> Dataset items:
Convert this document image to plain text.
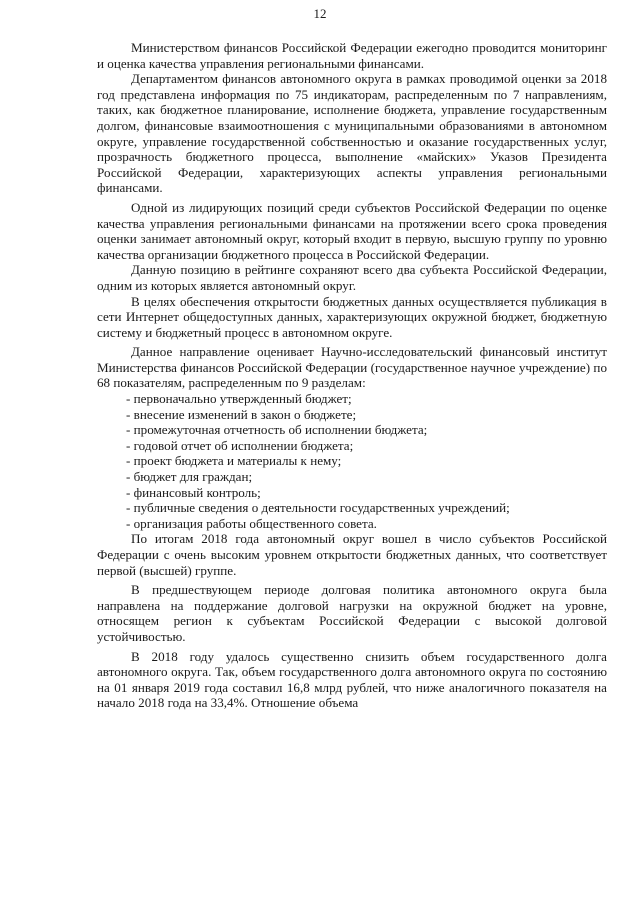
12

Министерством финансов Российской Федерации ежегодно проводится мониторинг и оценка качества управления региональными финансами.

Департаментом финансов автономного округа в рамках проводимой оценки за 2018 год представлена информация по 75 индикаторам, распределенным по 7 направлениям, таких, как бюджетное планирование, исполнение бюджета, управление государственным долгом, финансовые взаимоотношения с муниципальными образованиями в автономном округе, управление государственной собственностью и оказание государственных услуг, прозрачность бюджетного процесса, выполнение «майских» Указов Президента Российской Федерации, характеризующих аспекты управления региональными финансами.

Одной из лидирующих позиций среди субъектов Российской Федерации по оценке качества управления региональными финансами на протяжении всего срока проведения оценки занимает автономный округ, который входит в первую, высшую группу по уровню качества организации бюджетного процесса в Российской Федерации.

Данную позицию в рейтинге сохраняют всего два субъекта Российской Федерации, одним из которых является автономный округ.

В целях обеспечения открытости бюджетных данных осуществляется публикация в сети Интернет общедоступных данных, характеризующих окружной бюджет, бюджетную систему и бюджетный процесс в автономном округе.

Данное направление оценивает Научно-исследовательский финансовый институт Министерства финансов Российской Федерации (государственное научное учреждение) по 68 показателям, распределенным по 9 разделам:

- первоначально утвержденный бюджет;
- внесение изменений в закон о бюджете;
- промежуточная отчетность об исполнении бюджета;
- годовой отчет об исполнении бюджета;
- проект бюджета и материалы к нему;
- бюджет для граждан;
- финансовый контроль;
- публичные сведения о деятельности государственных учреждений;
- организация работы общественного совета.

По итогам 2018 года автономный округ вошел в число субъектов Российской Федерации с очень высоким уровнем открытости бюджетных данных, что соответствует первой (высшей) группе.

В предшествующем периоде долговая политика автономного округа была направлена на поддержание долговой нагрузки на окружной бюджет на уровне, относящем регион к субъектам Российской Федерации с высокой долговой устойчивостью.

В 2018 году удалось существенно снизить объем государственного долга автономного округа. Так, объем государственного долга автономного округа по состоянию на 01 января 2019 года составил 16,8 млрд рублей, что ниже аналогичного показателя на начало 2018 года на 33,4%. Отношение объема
--
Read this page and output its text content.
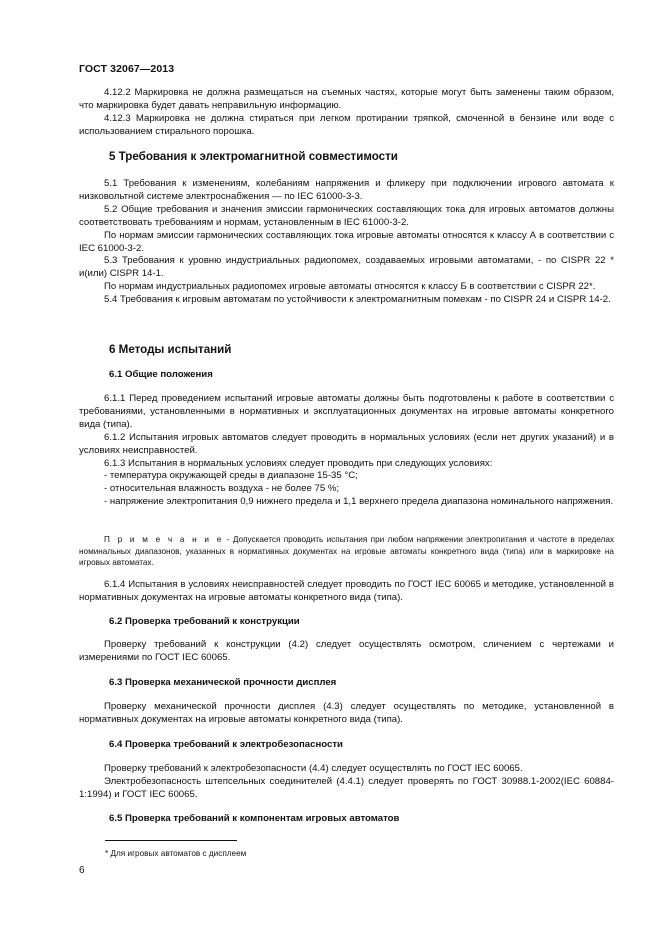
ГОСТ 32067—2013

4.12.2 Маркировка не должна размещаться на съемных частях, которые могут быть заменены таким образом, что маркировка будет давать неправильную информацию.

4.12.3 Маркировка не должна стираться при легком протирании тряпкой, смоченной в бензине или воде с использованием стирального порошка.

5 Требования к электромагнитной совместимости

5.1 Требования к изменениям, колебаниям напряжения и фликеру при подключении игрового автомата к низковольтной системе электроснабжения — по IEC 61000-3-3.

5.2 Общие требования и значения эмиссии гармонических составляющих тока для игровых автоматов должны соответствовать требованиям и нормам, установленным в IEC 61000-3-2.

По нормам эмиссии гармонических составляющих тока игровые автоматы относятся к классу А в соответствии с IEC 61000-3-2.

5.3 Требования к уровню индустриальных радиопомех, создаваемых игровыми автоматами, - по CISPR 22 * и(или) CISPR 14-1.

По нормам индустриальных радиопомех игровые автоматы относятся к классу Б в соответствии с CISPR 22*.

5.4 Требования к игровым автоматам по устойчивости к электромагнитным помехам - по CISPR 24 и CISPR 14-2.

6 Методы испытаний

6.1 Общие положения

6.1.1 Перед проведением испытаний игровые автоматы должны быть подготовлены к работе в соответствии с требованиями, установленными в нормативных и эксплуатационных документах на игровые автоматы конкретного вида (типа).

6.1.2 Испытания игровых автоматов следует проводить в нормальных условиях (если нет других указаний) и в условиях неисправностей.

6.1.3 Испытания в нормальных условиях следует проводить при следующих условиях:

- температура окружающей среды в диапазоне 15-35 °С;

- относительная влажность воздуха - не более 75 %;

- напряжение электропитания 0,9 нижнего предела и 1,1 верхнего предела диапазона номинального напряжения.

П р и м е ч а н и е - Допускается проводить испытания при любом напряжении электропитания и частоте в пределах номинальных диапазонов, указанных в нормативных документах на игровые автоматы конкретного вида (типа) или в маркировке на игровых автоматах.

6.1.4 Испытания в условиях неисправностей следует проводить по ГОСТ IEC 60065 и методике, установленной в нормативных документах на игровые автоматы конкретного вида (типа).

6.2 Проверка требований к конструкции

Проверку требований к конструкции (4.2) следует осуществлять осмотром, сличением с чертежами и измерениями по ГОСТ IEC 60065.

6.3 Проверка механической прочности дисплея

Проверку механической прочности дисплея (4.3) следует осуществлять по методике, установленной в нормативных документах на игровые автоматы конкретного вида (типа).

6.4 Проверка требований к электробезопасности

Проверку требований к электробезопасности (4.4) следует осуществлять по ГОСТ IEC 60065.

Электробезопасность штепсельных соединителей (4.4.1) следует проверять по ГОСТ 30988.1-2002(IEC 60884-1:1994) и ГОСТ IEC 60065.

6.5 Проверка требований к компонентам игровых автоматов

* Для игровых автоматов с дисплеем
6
==
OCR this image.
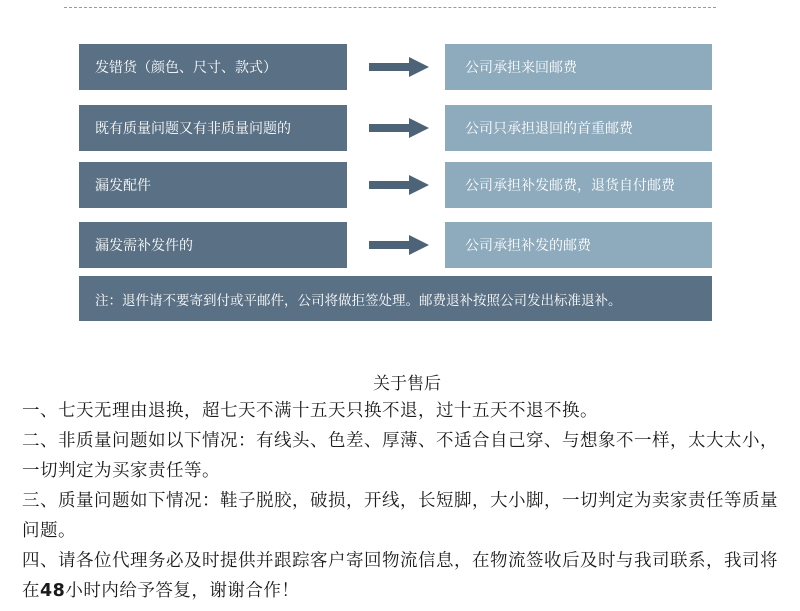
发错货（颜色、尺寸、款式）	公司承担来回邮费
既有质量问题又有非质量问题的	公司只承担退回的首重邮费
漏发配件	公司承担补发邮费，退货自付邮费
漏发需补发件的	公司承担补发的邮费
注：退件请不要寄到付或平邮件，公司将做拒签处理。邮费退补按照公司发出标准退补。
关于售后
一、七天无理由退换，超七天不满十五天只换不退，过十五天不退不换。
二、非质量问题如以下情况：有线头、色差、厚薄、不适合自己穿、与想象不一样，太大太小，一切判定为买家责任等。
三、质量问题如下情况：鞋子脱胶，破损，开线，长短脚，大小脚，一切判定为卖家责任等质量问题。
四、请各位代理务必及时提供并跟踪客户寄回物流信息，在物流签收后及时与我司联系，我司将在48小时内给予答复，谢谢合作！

> SET PROBLEM: What is the number of lines above that hold the string "image"? Answer with that number alone.

> WRITTEN RESPONSE: 2